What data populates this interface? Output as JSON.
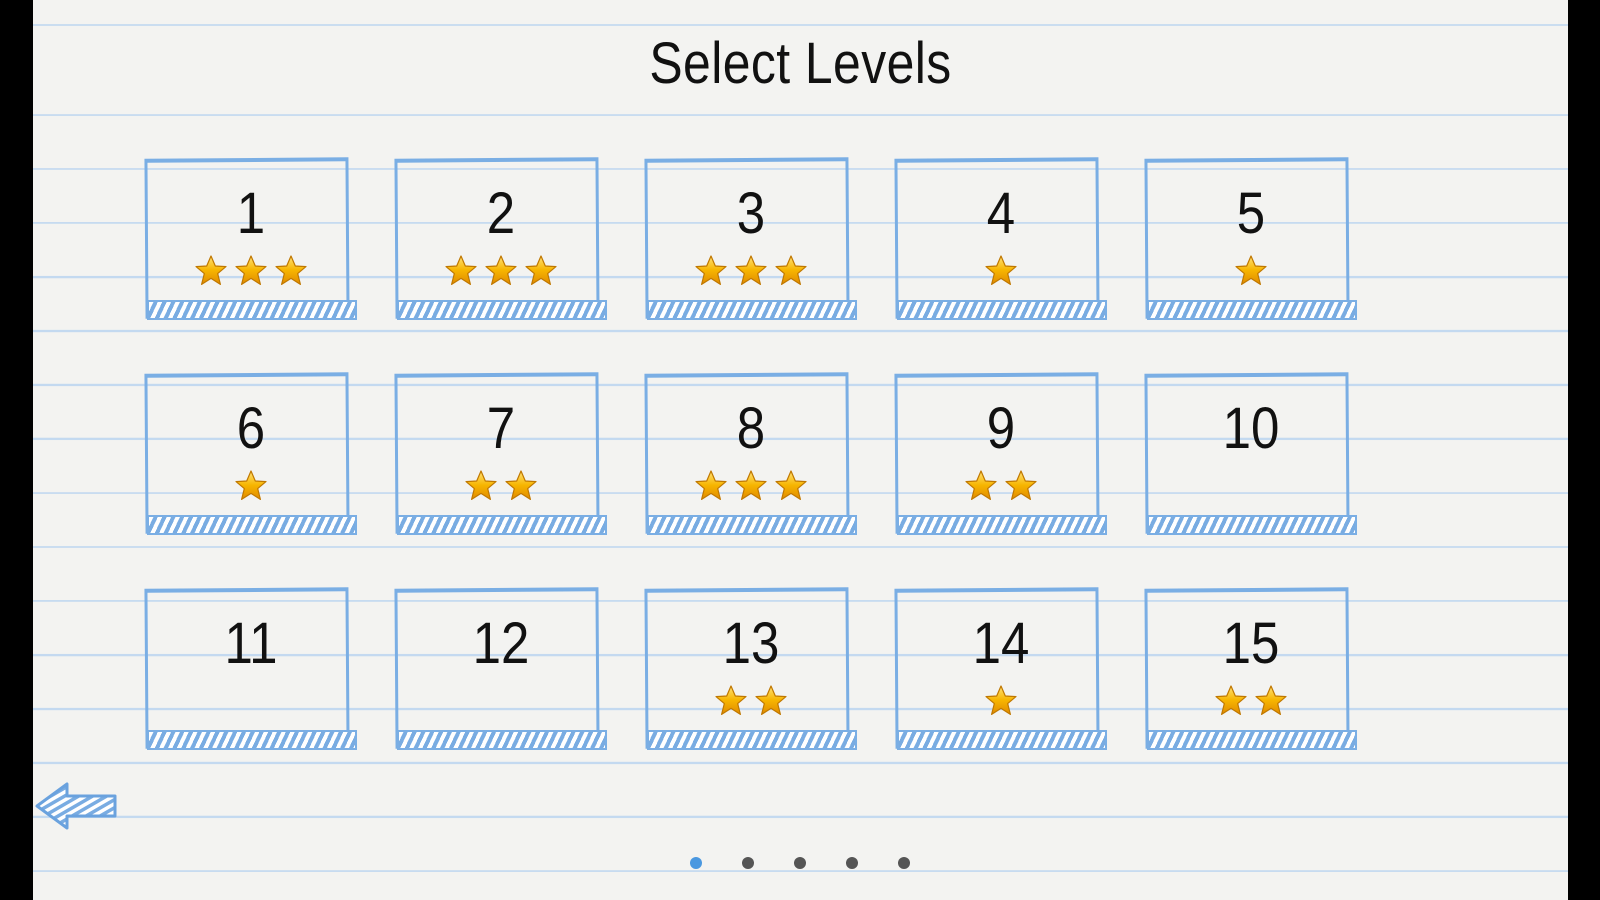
{
  "title": "Select Levels",
  "levels": [
    {
      "label": "1",
      "stars": 3
    },
    {
      "label": "2",
      "stars": 3
    },
    {
      "label": "3",
      "stars": 3
    },
    {
      "label": "4",
      "stars": 1
    },
    {
      "label": "5",
      "stars": 1
    },
    {
      "label": "6",
      "stars": 1
    },
    {
      "label": "7",
      "stars": 2
    },
    {
      "label": "8",
      "stars": 3
    },
    {
      "label": "9",
      "stars": 2
    },
    {
      "label": "10",
      "stars": 0
    },
    {
      "label": "11",
      "stars": 0
    },
    {
      "label": "12",
      "stars": 0
    },
    {
      "label": "13",
      "stars": 2
    },
    {
      "label": "14",
      "stars": 1
    },
    {
      "label": "15",
      "stars": 2
    }
  ],
  "back_icon": "back-arrow-icon",
  "pagination": {
    "pages": 5,
    "current": 1
  },
  "colors": {
    "tile_border": "#7aaee4",
    "star": "#f7b500",
    "active_dot": "#4a98e0",
    "inactive_dot": "#555555"
  }
}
════
SHORT EXERCISE:
Set each line of the records down exactly, leaving every picture out.

REPLY:
What data populates this interface? Output as JSON.
{
  "title": "Select Levels",
  "levels": [
    {
      "label": "1",
      "stars": 3
    },
    {
      "label": "2",
      "stars": 3
    },
    {
      "label": "3",
      "stars": 3
    },
    {
      "label": "4",
      "stars": 1
    },
    {
      "label": "5",
      "stars": 1
    },
    {
      "label": "6",
      "stars": 1
    },
    {
      "label": "7",
      "stars": 2
    },
    {
      "label": "8",
      "stars": 3
    },
    {
      "label": "9",
      "stars": 2
    },
    {
      "label": "10",
      "stars": 0
    },
    {
      "label": "11",
      "stars": 0
    },
    {
      "label": "12",
      "stars": 0
    },
    {
      "label": "13",
      "stars": 2
    },
    {
      "label": "14",
      "stars": 1
    },
    {
      "label": "15",
      "stars": 2
    }
  ],
  "back_icon": "back-arrow-icon",
  "pagination": {
    "pages": 5,
    "current": 1
  },
  "colors": {
    "tile_border": "#7aaee4",
    "star": "#f7b500",
    "active_dot": "#4a98e0",
    "inactive_dot": "#555555"
  }
}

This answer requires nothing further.